Stored data
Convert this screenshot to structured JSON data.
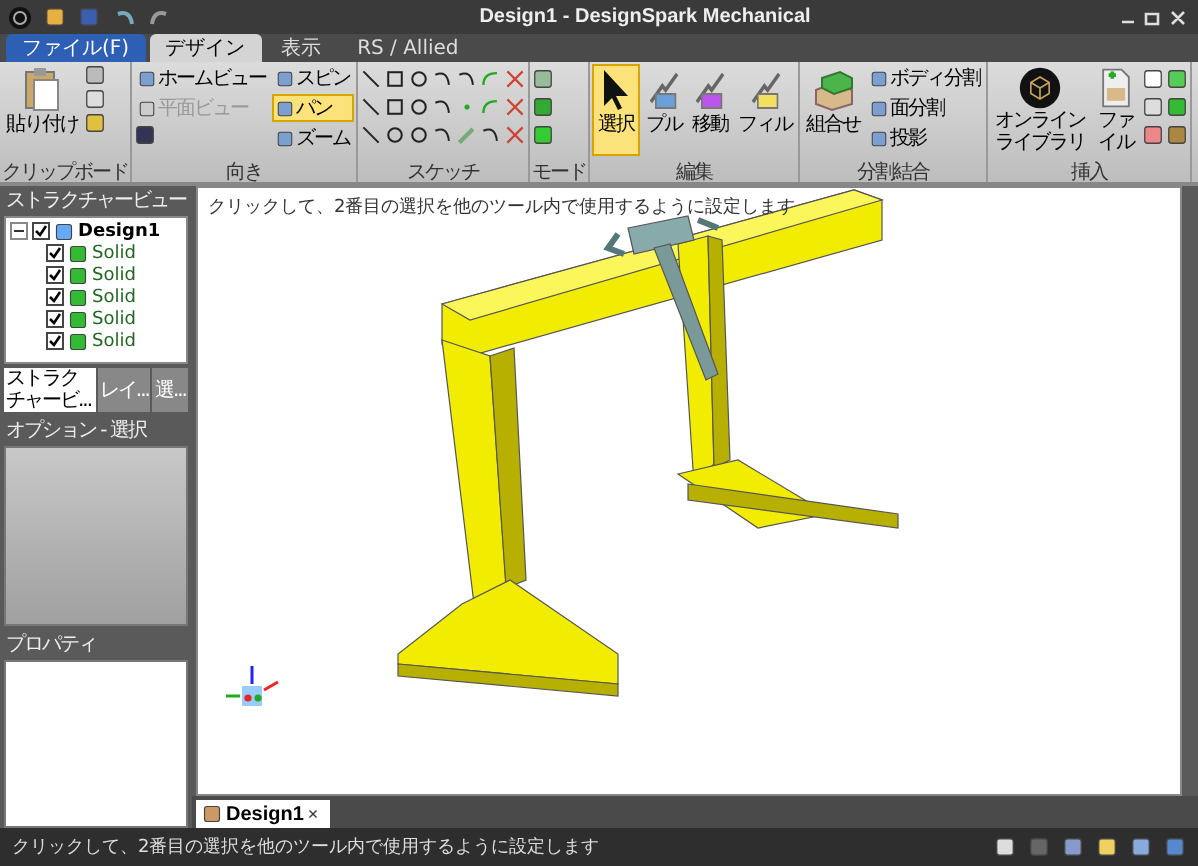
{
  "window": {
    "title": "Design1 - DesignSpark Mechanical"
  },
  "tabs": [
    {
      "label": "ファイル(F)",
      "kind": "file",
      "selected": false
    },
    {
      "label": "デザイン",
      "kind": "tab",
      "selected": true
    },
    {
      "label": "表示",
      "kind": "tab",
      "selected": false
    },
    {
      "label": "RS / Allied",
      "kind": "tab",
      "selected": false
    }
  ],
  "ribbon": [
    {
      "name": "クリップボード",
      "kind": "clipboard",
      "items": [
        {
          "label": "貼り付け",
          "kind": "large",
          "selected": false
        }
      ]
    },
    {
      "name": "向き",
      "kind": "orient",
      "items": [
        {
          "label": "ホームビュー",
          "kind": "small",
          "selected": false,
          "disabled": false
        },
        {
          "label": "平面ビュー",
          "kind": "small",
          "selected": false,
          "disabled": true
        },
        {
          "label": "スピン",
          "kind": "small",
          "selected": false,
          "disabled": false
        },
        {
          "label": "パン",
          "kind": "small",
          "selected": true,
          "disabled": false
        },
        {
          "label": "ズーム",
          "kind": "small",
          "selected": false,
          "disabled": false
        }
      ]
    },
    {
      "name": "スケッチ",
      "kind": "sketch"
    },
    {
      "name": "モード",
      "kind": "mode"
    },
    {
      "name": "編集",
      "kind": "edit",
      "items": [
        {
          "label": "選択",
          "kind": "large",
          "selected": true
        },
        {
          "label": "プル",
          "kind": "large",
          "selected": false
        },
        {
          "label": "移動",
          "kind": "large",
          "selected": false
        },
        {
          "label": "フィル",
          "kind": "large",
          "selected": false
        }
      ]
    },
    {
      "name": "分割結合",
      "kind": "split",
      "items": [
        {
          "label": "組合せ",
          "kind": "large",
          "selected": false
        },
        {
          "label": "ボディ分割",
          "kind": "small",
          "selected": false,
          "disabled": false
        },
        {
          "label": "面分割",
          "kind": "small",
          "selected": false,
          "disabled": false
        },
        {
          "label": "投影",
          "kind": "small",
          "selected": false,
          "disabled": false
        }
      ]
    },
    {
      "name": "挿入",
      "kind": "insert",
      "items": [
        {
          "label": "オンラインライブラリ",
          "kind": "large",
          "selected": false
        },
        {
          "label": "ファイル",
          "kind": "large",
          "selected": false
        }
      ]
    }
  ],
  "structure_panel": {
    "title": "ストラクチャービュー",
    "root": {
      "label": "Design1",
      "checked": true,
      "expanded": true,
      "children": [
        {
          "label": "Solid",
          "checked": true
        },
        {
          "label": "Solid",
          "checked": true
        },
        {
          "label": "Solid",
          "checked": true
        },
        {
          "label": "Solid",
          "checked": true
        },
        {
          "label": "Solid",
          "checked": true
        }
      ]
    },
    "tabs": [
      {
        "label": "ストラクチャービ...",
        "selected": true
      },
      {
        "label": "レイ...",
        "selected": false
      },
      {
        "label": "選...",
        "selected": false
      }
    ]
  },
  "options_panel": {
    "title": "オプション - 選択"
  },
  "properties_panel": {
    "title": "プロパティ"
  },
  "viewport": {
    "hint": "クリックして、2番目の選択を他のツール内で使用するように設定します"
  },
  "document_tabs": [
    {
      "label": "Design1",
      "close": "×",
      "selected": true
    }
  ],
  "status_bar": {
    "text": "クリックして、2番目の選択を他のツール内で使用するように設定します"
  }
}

==

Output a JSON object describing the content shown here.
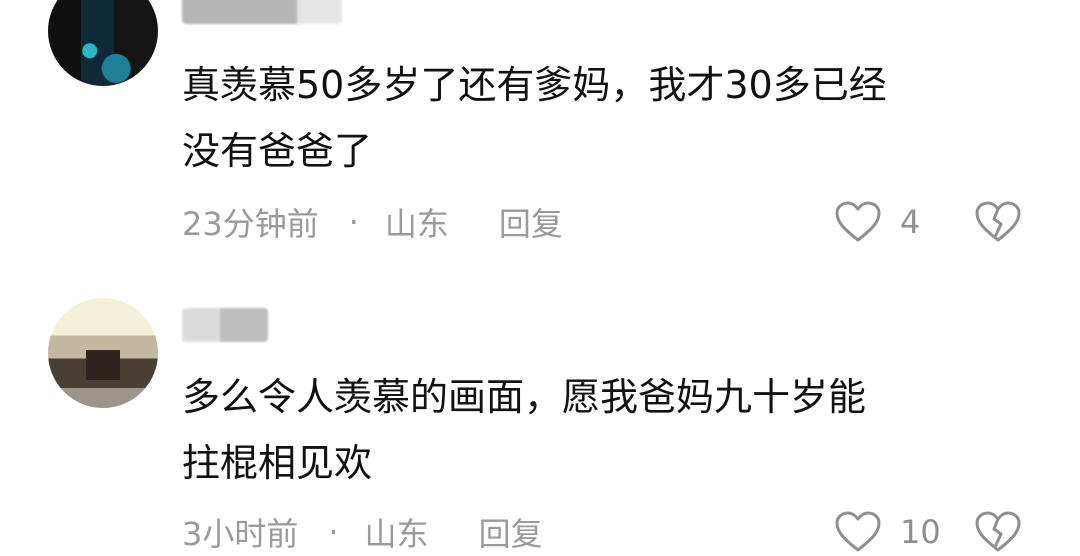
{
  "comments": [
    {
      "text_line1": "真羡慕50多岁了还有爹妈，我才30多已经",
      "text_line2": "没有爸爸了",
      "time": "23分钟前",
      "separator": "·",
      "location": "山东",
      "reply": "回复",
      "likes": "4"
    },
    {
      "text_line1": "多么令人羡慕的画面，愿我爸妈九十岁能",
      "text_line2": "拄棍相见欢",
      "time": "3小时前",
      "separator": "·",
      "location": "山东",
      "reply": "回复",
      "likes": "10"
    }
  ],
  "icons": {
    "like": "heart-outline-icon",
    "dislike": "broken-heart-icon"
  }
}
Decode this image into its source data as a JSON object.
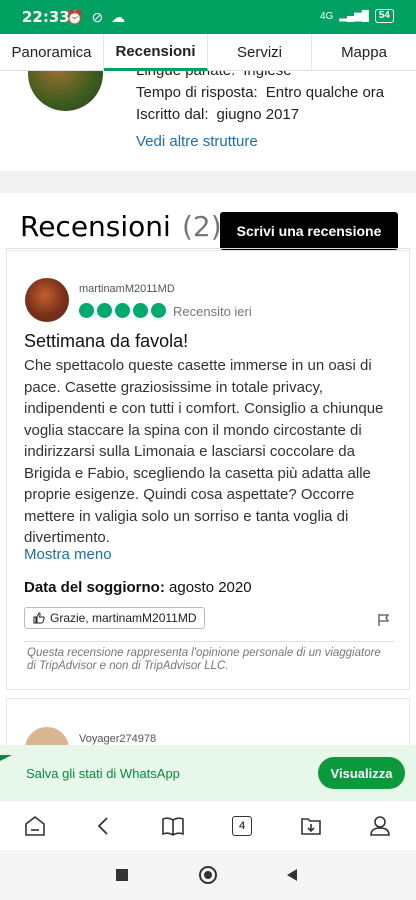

AIM OF THE EXERCISE: Skip all pictures. Retype exactly the span whose first line is the one with "Output a JSON" and whose last line is the one with "Decode this image".

SOLUTION:
Output a JSON object describing the content shown here.
{
  "comments": [
    {
      "text_line1": "真羡慕50多岁了还有爹妈，我才30多已经",
      "text_line2": "没有爸爸了",
      "time": "23分钟前",
      "separator": "·",
      "location": "山东",
      "reply": "回复",
      "likes": "4"
    },
    {
      "text_line1": "多么令人羡慕的画面，愿我爸妈九十岁能",
      "text_line2": "拄棍相见欢",
      "time": "3小时前",
      "separator": "·",
      "location": "山东",
      "reply": "回复",
      "likes": "10"
    }
  ],
  "icons": {
    "like": "heart-outline-icon",
    "dislike": "broken-heart-icon"
  }
}
Decode this image into its source data as a JSON object.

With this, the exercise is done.